**WHAT IS EXPECTED:**
Check every line below for the word "name" and copy the ones that have it.

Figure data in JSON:
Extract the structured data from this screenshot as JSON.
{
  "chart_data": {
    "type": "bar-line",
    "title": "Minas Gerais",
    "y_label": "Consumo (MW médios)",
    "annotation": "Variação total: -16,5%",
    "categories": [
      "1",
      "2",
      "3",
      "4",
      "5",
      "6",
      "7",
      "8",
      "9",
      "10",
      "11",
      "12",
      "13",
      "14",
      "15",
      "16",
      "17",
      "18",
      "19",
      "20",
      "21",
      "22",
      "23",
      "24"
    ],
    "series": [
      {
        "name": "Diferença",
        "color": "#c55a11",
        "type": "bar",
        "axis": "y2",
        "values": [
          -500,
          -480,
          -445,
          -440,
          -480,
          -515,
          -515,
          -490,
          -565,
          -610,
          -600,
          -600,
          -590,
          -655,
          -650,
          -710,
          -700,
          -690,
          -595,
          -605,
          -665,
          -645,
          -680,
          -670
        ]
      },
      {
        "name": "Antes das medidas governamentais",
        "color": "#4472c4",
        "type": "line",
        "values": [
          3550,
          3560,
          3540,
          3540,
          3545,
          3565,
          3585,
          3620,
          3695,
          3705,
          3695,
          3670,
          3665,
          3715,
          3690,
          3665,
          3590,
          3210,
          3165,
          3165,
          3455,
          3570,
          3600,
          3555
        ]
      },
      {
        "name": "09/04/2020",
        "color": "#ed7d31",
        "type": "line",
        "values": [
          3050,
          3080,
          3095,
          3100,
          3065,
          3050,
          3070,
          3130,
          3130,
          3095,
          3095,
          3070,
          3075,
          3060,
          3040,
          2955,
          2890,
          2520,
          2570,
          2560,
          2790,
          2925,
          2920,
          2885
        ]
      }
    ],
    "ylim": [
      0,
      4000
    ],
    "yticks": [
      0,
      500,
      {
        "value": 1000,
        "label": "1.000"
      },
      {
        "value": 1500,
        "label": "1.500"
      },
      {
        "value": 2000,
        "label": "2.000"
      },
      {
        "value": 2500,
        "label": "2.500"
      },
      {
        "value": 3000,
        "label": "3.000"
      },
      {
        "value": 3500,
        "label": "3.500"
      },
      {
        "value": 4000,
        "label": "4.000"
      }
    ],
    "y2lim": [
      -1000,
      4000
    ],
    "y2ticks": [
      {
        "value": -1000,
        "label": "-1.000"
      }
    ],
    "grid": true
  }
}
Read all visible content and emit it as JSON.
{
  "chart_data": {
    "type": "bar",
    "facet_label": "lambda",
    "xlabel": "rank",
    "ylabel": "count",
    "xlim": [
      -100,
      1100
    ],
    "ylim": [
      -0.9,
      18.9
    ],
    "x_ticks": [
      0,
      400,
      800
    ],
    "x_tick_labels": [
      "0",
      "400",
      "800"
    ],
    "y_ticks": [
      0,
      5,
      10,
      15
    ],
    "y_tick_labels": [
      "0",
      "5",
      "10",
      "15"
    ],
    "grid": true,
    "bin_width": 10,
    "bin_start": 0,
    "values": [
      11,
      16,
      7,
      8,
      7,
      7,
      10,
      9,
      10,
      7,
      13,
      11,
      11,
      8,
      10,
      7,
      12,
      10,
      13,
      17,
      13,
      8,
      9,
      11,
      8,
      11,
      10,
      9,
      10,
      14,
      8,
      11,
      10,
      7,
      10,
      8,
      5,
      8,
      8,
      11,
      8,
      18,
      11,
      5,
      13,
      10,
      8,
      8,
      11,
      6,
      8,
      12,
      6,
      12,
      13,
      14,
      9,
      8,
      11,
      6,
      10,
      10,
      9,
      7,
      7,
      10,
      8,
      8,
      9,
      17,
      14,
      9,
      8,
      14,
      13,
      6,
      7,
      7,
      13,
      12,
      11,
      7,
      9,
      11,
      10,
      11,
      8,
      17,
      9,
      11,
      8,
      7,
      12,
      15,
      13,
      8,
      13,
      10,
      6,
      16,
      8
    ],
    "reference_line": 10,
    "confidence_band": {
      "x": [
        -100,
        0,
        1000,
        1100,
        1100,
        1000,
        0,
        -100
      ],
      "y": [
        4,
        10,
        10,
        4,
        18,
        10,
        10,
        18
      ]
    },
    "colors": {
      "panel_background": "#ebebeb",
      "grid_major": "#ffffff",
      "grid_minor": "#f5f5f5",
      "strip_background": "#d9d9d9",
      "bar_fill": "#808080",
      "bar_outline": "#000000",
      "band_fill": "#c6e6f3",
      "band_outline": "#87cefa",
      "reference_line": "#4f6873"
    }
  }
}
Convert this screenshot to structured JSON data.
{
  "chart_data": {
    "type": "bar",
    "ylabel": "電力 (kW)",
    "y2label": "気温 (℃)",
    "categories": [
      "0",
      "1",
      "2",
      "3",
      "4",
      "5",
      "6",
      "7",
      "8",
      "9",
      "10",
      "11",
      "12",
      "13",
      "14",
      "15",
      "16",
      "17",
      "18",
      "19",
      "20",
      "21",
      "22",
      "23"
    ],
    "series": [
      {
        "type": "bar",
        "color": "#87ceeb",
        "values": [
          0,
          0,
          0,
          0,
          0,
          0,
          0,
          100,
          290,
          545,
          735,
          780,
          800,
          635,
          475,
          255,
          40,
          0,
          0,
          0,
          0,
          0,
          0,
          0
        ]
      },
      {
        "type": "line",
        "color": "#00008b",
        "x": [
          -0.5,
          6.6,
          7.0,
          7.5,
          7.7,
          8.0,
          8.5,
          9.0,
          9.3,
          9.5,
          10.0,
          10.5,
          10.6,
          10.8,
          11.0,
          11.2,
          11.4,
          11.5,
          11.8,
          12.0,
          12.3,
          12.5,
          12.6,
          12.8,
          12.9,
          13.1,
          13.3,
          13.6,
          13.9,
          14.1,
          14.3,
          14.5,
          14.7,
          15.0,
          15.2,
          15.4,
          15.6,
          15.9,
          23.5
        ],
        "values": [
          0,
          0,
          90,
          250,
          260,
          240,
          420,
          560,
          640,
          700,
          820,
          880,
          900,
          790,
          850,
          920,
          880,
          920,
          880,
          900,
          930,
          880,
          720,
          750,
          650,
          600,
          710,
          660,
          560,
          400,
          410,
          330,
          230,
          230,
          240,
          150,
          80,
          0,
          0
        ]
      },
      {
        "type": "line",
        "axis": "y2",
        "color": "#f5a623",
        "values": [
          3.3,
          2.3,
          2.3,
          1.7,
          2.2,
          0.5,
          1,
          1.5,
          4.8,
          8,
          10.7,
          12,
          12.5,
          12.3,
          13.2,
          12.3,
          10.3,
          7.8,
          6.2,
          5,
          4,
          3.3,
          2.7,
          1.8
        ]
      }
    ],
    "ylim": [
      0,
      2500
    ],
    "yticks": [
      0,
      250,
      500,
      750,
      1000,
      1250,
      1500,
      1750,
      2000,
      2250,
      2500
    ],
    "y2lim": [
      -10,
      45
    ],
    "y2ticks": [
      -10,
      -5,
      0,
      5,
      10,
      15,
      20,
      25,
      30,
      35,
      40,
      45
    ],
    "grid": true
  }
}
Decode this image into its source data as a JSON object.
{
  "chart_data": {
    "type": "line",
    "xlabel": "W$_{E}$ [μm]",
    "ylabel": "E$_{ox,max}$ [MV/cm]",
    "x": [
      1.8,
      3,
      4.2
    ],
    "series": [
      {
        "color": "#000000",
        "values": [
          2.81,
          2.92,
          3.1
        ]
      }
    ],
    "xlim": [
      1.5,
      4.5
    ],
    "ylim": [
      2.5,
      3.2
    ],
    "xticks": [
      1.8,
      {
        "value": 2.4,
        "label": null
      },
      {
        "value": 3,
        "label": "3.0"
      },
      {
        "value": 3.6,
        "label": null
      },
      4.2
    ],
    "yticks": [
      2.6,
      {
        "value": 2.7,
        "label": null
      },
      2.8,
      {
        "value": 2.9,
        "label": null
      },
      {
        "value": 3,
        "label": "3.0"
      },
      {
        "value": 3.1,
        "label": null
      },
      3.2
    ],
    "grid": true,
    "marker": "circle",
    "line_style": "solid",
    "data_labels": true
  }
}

**TASK SOLUTION:**
        "name": "Diferença",
        "name": "Antes das medidas governamentais",
        "name": "09/04/2020",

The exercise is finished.